* _Short exercise_: Give only the number of lines in the listing below where the string "Communication" occurs.

* _Record list_:
------------
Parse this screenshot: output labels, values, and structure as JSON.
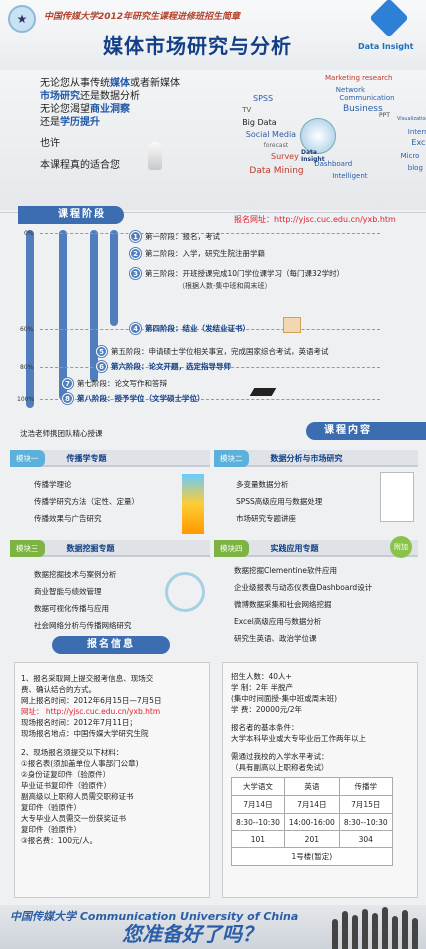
{
  "header": {
    "top_line": "中国传媒大学2012年研究生课程进修班招生简章",
    "title": "媒体市场研究与分析",
    "logo_right": "Data Insight"
  },
  "intro": {
    "l1a": "无论您从事传统",
    "l1b": "媒体",
    "l1c": "或者新媒体",
    "l2a": "市场研究",
    "l2b": "还是数据分析",
    "l3a": "无论您渴望",
    "l3b": "商业洞察",
    "l4a": "还是",
    "l4b": "学历提升",
    "l5": "也许",
    "l6": "本课程真的适合您",
    "cloud_words": [
      "Marketing research",
      "SPSS",
      "Network",
      "Communication",
      "TV",
      "Business",
      "PPT",
      "Big Data",
      "Visualization",
      "Social Media",
      "Internet",
      "forecast",
      "Excel",
      "Survey",
      "Micro",
      "Data Mining",
      "Dashboard",
      "blog",
      "Intelligent",
      "Data Insight"
    ]
  },
  "stages": {
    "header": "课程阶段",
    "website": "报名网址：http://yjsc.cuc.edu.cn/yxb.htm",
    "pct": [
      "0%",
      "60%",
      "80%",
      "100%"
    ],
    "items": [
      {
        "n": "1",
        "text": "第一阶段：报名，考试"
      },
      {
        "n": "2",
        "text": "第二阶段：入学，研究生院注册学籍"
      },
      {
        "n": "3",
        "text": "第三阶段：开班授课完成10门学位课学习（每门课32学时）"
      },
      {
        "n": "4",
        "text": "第四阶段：结业（发结业证书）"
      },
      {
        "n": "5",
        "text": "第五阶段：申请硕士学位相关事宜，完成国家综合考试，英语考试"
      },
      {
        "n": "6",
        "text": "第六阶段：论文开题，选定指导导师"
      },
      {
        "n": "7",
        "text": "第七阶段：论文写作和答辩"
      },
      {
        "n": "8",
        "text": "第八阶段：授予学位（文学硕士学位）"
      }
    ],
    "note3": "（根据人数-集中班和周末班）",
    "teacher_note": "沈浩老师携团队精心授课",
    "content_header": "课程内容"
  },
  "modules": [
    {
      "tag": "模块一",
      "title": "传播学专题",
      "items": [
        "传播学理论",
        "传播学研究方法（定性、定量）",
        "传播效果与广告研究"
      ]
    },
    {
      "tag": "模块二",
      "title": "数据分析与市场研究",
      "items": [
        "多变量数据分析",
        "SPSS高级应用与数据处理",
        "市场研究专题讲座"
      ]
    },
    {
      "tag": "模块三",
      "title": "数据挖掘专题",
      "items": [
        "数据挖掘技术与案例分析",
        "商业智能与绩效管理",
        "数据可视化传播与应用",
        "社会网络分析与传播网络研究"
      ]
    },
    {
      "tag": "模块四",
      "title": "实践应用专题",
      "items": [
        "数据挖掘Clementine软件应用",
        "企业级报表与动态仪表盘Dashboard设计",
        "微博数据采集和社会网络挖掘",
        "Excel高级应用与数据分析",
        "研究生英语、政治学位课"
      ]
    }
  ],
  "modules_badge": "附加",
  "info": {
    "header": "报名信息",
    "left": [
      "1、报名采取网上提交报考信息、现场交",
      "费、确认结合的方式。",
      "网上报名时间：2012年6月15日—7月5日",
      "网址：  http://yjsc.cuc.edu.cn/yxb.htm",
      "现场报名时间：2012年7月11日；",
      "现场报名地点：中国传媒大学研究生院",
      "",
      "2、现场报名须提交以下材料：",
      "①报名表(须加盖单位人事部门公章)",
      "②身份证复印件（验原件）",
      "  毕业证书复印件（验原件）",
      "  副高级以上职称人员需交职称证书",
      "  复印件（验原件）",
      "  大专毕业人员需交一份获奖证书",
      "  复印件（验原件）",
      "③报名费：100元/人。"
    ],
    "right": [
      "招生人数：40人+",
      "学    制：2年 半脱产",
      "     (集中时间面授-集中班或周末班)",
      "学    费：20000元/2年",
      "",
      "报名者的基本条件：",
      "大学本科毕业或大专毕业后工作两年以上",
      "",
      "需通过我校的入学水平考试：",
      "  （具有副高以上职称者免试）"
    ],
    "table": {
      "head": [
        "大学语文",
        "英语",
        "传播学"
      ],
      "date": [
        "7月14日",
        "7月14日",
        "7月15日"
      ],
      "time": [
        "8:30--10:30",
        "14:00-16:00",
        "8:30--10:30"
      ],
      "room": [
        "101",
        "201",
        "304"
      ],
      "building": "1号楼(暂定)"
    }
  },
  "footer": {
    "school": "中国传媒大学 Communication University of China",
    "slogan": "您准备好了吗？"
  }
}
------------
* _Response for this exercise_: 2